In the listing below, pick out lines with "JSON".
╭─ PROVIDED DATA
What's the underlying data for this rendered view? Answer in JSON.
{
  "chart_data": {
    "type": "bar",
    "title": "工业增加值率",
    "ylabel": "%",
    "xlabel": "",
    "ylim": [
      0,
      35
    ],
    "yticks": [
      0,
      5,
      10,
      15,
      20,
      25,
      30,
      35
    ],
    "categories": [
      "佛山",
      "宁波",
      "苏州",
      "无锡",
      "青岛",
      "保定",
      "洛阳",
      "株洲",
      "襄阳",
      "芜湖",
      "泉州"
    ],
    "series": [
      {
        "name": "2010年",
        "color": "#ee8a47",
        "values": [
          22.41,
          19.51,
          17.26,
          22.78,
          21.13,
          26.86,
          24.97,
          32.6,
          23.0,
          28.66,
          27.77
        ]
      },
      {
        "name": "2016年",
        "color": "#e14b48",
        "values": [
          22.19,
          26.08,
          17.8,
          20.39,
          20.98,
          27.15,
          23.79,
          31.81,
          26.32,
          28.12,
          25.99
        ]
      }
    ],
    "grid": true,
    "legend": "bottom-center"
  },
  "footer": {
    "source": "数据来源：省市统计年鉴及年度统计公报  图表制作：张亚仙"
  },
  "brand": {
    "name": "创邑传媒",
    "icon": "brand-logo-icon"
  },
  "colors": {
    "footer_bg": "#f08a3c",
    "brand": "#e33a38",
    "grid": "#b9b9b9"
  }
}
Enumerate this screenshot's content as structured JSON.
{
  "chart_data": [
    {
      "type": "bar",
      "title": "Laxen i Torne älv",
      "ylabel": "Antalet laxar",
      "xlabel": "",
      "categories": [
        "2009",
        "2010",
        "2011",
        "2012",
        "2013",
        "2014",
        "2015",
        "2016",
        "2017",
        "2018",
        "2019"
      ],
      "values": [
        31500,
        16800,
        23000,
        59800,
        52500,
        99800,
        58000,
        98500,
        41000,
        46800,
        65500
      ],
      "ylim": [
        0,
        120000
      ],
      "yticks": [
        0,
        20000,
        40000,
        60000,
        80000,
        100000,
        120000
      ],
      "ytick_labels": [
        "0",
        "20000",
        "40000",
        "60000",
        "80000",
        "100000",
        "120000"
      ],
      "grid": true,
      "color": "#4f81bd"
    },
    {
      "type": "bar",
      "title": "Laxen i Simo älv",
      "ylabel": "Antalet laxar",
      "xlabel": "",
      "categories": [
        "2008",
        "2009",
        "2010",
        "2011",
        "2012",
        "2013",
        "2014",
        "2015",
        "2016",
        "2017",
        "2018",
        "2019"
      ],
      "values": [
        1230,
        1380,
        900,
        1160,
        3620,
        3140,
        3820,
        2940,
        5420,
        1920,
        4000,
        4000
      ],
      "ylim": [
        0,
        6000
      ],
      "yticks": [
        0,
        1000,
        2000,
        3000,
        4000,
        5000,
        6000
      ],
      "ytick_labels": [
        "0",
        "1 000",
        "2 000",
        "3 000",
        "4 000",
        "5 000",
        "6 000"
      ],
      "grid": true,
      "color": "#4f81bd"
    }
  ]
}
╰─
> OUTPUT OF THE TASK
What's the underlying data for this rendered view? Answer in JSON.
Enumerate this screenshot's content as structured JSON.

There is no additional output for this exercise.